Tell how many lines in the data below include the word "xlabel". The answer is the number only.

Begin

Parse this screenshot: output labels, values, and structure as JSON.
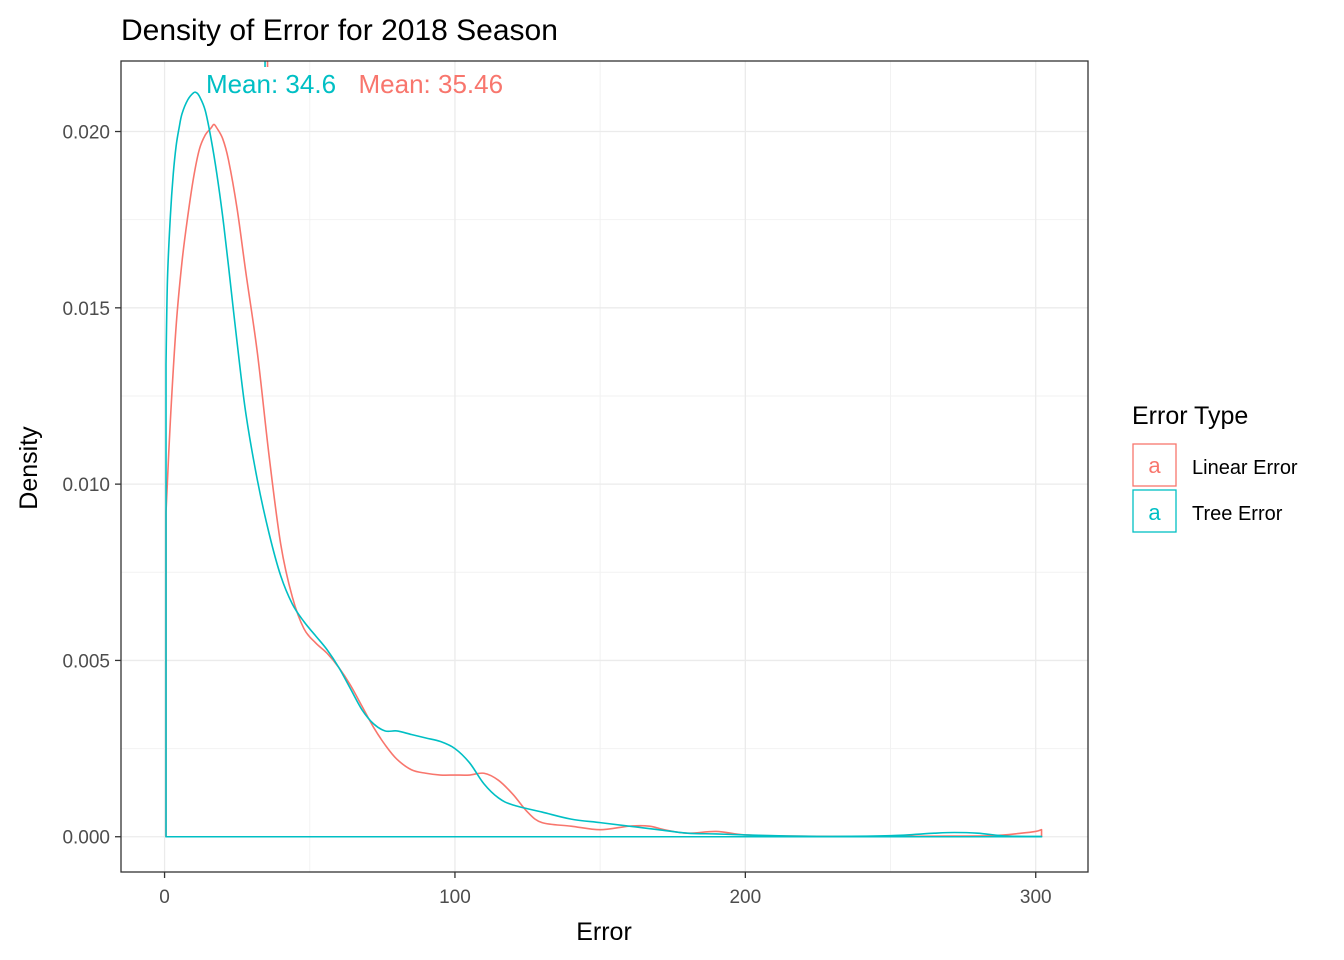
{
  "chart_data": {
    "type": "line",
    "title": "Density of Error for 2018 Season",
    "xlabel": "Error",
    "ylabel": "Density",
    "xlim": [
      -15,
      318
    ],
    "ylim": [
      -0.001,
      0.022
    ],
    "x_ticks": [
      0,
      100,
      200,
      300
    ],
    "x_tick_labels": [
      "0",
      "100",
      "200",
      "300"
    ],
    "y_ticks": [
      0,
      0.005,
      0.01,
      0.015,
      0.02
    ],
    "y_tick_labels": [
      "0.000",
      "0.005",
      "0.010",
      "0.015",
      "0.020"
    ],
    "grid": true,
    "legend": {
      "title": "Error Type",
      "position": "right",
      "key_letter": "a",
      "entries": [
        "Linear Error",
        "Tree Error"
      ]
    },
    "series": [
      {
        "name": "Linear Error",
        "color": "#F8766D",
        "x": [
          0.5,
          2,
          4,
          6,
          8,
          10,
          12,
          14,
          16,
          17,
          18,
          20,
          22,
          25,
          28,
          32,
          36,
          40,
          44,
          48,
          52,
          56,
          60,
          64,
          68,
          72,
          76,
          80,
          85,
          90,
          95,
          100,
          105,
          110,
          115,
          120,
          125,
          130,
          140,
          150,
          160,
          167,
          172,
          180,
          190,
          200,
          215,
          230,
          250,
          270,
          285,
          295,
          300,
          302
        ],
        "y": [
          0.0092,
          0.0118,
          0.0145,
          0.0163,
          0.0176,
          0.0187,
          0.0195,
          0.0199,
          0.0201,
          0.0202,
          0.0201,
          0.0198,
          0.0192,
          0.0178,
          0.016,
          0.0137,
          0.0108,
          0.0083,
          0.0068,
          0.0059,
          0.0055,
          0.0052,
          0.0048,
          0.0043,
          0.0037,
          0.0031,
          0.0026,
          0.0022,
          0.0019,
          0.0018,
          0.00175,
          0.00175,
          0.00175,
          0.0018,
          0.0016,
          0.0012,
          0.0007,
          0.0004,
          0.0003,
          0.0002,
          0.0003,
          0.0003,
          0.0002,
          0.0001,
          0.00015,
          5e-05,
          2e-05,
          1e-05,
          1e-05,
          2e-05,
          3e-05,
          0.0001,
          0.00015,
          0.0002
        ]
      },
      {
        "name": "Tree Error",
        "color": "#00BFC4",
        "x": [
          0.5,
          1,
          2,
          3,
          4,
          5,
          6,
          8,
          10,
          11,
          12,
          14,
          16,
          18,
          20,
          22,
          25,
          28,
          32,
          36,
          40,
          44,
          48,
          52,
          56,
          60,
          64,
          68,
          72,
          76,
          80,
          85,
          90,
          95,
          100,
          105,
          110,
          115,
          120,
          130,
          140,
          150,
          160,
          170,
          180,
          190,
          200,
          215,
          230,
          250,
          265,
          272,
          280,
          290,
          300,
          302
        ],
        "y": [
          0.0134,
          0.0158,
          0.0176,
          0.0188,
          0.0196,
          0.0201,
          0.0205,
          0.0209,
          0.0211,
          0.0211,
          0.021,
          0.0206,
          0.0198,
          0.0188,
          0.0176,
          0.0162,
          0.014,
          0.012,
          0.0101,
          0.0086,
          0.0074,
          0.0066,
          0.0061,
          0.0057,
          0.0053,
          0.0048,
          0.0042,
          0.0036,
          0.0032,
          0.003,
          0.003,
          0.0029,
          0.0028,
          0.0027,
          0.0025,
          0.0021,
          0.0015,
          0.0011,
          0.0009,
          0.0007,
          0.0005,
          0.0004,
          0.0003,
          0.0002,
          0.0001,
          8e-05,
          5e-05,
          2e-05,
          1e-05,
          3e-05,
          0.0001,
          0.00012,
          0.0001,
          2e-05,
          1e-05,
          1e-05
        ]
      }
    ],
    "annotations": [
      {
        "text": "Mean: 34.6",
        "x": 34.6,
        "color": "#00BFC4"
      },
      {
        "text": "Mean: 35.46",
        "x": 35.46,
        "color": "#F8766D"
      }
    ]
  }
}
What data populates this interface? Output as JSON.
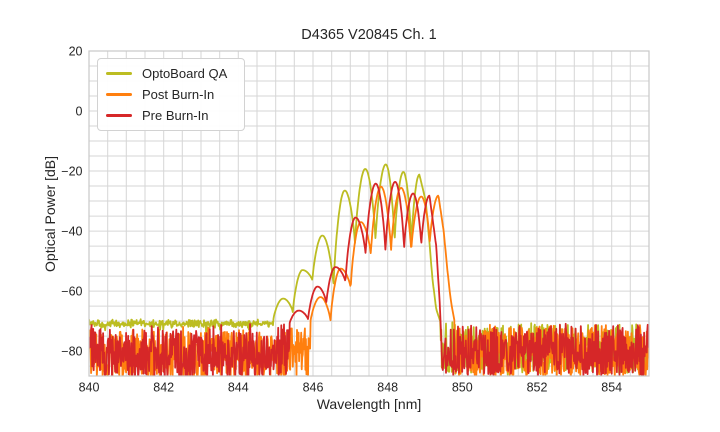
{
  "title": "D4365 V20845 Ch. 1",
  "axis_labels": {
    "x": "Wavelength [nm]",
    "y": "Optical Power [dB]"
  },
  "legend": {
    "items": [
      {
        "label": "OptoBoard QA",
        "color": "#bcbd22"
      },
      {
        "label": "Post Burn-In",
        "color": "#ff7f0e"
      },
      {
        "label": "Pre Burn-In",
        "color": "#d62728"
      }
    ]
  },
  "chart_data": {
    "type": "line",
    "title": "D4365 V20845 Ch. 1",
    "xlabel": "Wavelength [nm]",
    "ylabel": "Optical Power [dB]",
    "xlim": [
      840,
      855
    ],
    "ylim": [
      -88.3,
      20
    ],
    "xticks": [
      840,
      842,
      844,
      846,
      848,
      850,
      852,
      854
    ],
    "yticks": [
      20,
      0,
      -20,
      -40,
      -60,
      -80
    ],
    "grid": {
      "on": true,
      "x_step_nm": 0.5,
      "y_step_db": 5,
      "color": "#d6d6d6"
    },
    "legend_position": "upper left",
    "sample_step_nm": 0.014,
    "description": "Laser optical spectra: multimode peak near 848 nm rising ~50 dB above a noisy floor (~-70 to -88 dB); spectrum cuts off sharply near 849.5 nm.",
    "series": [
      {
        "name": "OptoBoard QA",
        "color": "#bcbd22",
        "seed": 7,
        "mode_peaks": [
          [
            845.2,
            -62.5
          ],
          [
            845.72,
            -53.0
          ],
          [
            846.25,
            -41.5
          ],
          [
            846.85,
            -26.5
          ],
          [
            847.4,
            -19.3
          ],
          [
            847.95,
            -17.8
          ],
          [
            848.42,
            -20.3
          ],
          [
            848.85,
            -21.2
          ]
        ],
        "mode_valleys": [
          -67.0,
          -56.5,
          -58.5,
          -44.5,
          -43.5,
          -44.0,
          -44.5
        ],
        "lead_valley": -69.5,
        "tail": [
          [
            849.02,
            -30.0
          ],
          [
            849.12,
            -44.0
          ],
          [
            849.2,
            -56.0
          ],
          [
            849.3,
            -66.0
          ],
          [
            849.42,
            -70.5
          ]
        ],
        "noise_gap": [
          849.05,
          849.42
        ],
        "noise_left": {
          "band": true,
          "top": -69.3
        },
        "noise_right": {
          "from": 849.42,
          "top": -70.6,
          "depth": 17
        }
      },
      {
        "name": "Post Burn-In",
        "color": "#ff7f0e",
        "seed": 13,
        "mode_peaks": [
          [
            846.2,
            -62.0
          ],
          [
            846.74,
            -52.5
          ],
          [
            847.28,
            -37.0
          ],
          [
            847.82,
            -25.2
          ],
          [
            848.36,
            -25.6
          ],
          [
            848.9,
            -28.5
          ],
          [
            849.36,
            -28.2
          ]
        ],
        "mode_valleys": [
          -70.0,
          -59.0,
          -48.0,
          -47.0,
          -47.0,
          -44.0
        ],
        "lead_valley": -70.5,
        "tail": [
          [
            849.5,
            -40.0
          ],
          [
            849.6,
            -53.0
          ],
          [
            849.68,
            -62.0
          ],
          [
            849.73,
            -66.0
          ],
          [
            849.8,
            -70.5
          ]
        ],
        "noise_gap": [
          849.5,
          849.8
        ],
        "noise_left": {
          "top": -72.3,
          "depth": 17
        },
        "noise_right": {
          "from": 849.8,
          "top": -71.6,
          "depth": 17
        }
      },
      {
        "name": "Pre Burn-In",
        "color": "#d62728",
        "seed": 29,
        "mode_peaks": [
          [
            845.62,
            -66.5
          ],
          [
            846.12,
            -58.5
          ],
          [
            846.6,
            -52.0
          ],
          [
            847.14,
            -35.5
          ],
          [
            847.68,
            -24.2
          ],
          [
            848.2,
            -23.6
          ],
          [
            848.68,
            -27.5
          ],
          [
            849.12,
            -28.2
          ]
        ],
        "mode_valleys": [
          -69.5,
          -64.0,
          -57.0,
          -48.0,
          -47.0,
          -46.0,
          -45.0
        ],
        "lead_valley": -71.0,
        "tail": [
          [
            849.3,
            -45.0
          ],
          [
            849.4,
            -65.0
          ],
          [
            849.47,
            -87.5
          ],
          [
            849.55,
            -75.5
          ]
        ],
        "noise_gap": [
          849.28,
          849.55
        ],
        "noise_left": {
          "top": -71.3,
          "depth": 18
        },
        "noise_right": {
          "from": 849.55,
          "top": -71.0,
          "depth": 17
        }
      }
    ]
  }
}
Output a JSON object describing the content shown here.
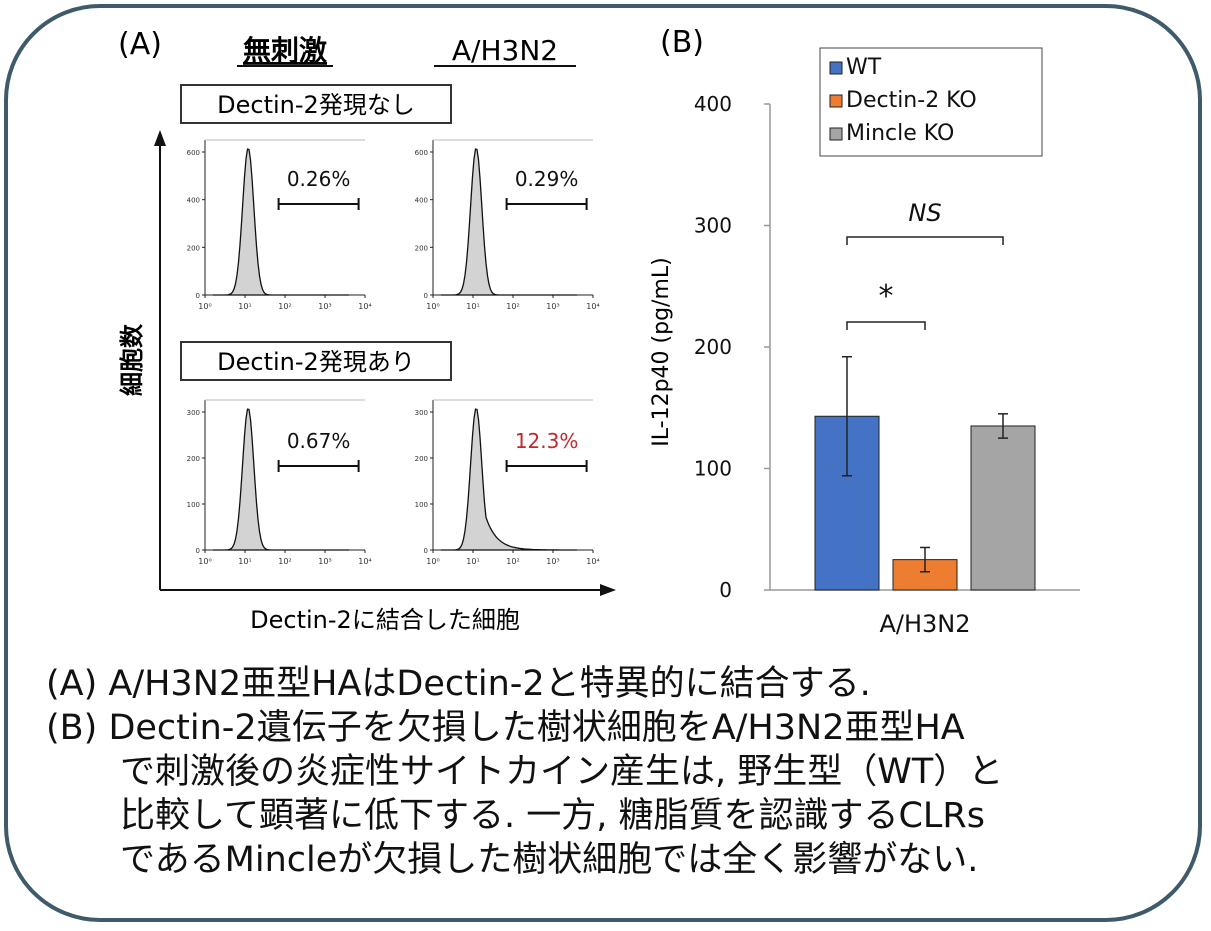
{
  "panel_a": {
    "label": "(A)",
    "col_headers": [
      "無刺激",
      "A/H3N2"
    ],
    "row_labels": [
      "Dectin-2発現なし",
      "Dectin-2発現あり"
    ],
    "y_axis_label": "細胞数",
    "x_axis_label": "Dectin-2に結合した細胞",
    "x_ticks": [
      "10⁰",
      "10¹",
      "10²",
      "10³",
      "10⁴"
    ],
    "top_y_ticks": [
      "600",
      "400",
      "200",
      "0"
    ],
    "bottom_y_ticks": [
      "300",
      "200",
      "100",
      "0"
    ],
    "percentages": [
      "0.26%",
      "0.29%",
      "0.67%",
      "12.3%"
    ],
    "highlight_color": "#c0282d"
  },
  "chart_data": {
    "type": "bar",
    "label": "(B)",
    "categories": [
      "A/H3N2"
    ],
    "series": [
      {
        "name": "WT",
        "values": [
          143
        ],
        "error": [
          49
        ],
        "color": "#4472c4"
      },
      {
        "name": "Dectin-2 KO",
        "values": [
          25
        ],
        "error": [
          10
        ],
        "color": "#ed7d31"
      },
      {
        "name": "Mincle KO",
        "values": [
          135
        ],
        "error": [
          10
        ],
        "color": "#a5a5a5"
      }
    ],
    "ylabel": "IL-12p40 (pg/mL)",
    "xlabel": "",
    "ylim": [
      0,
      400
    ],
    "yticks": [
      0,
      100,
      200,
      300,
      400
    ],
    "legend_placement": "top-right",
    "grid": false,
    "annotations": [
      {
        "text": "*",
        "between": [
          "WT",
          "Dectin-2 KO"
        ]
      },
      {
        "text": "NS",
        "between": [
          "WT",
          "Mincle KO"
        ]
      }
    ]
  },
  "caption": {
    "line1": "(A) A/H3N2亜型HAはDectin-2と特異的に結合する.",
    "line2": "(B) Dectin-2遺伝子を欠損した樹状細胞をA/H3N2亜型HA",
    "line3": "で刺激後の炎症性サイトカイン産生は, 野生型（WT）と",
    "line4": "比較して顕著に低下する. 一方, 糖脂質を認識するCLRs",
    "line5": "であるMincleが欠損した樹状細胞では全く影響がない."
  }
}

End

- SOLVED PROBLEM -
3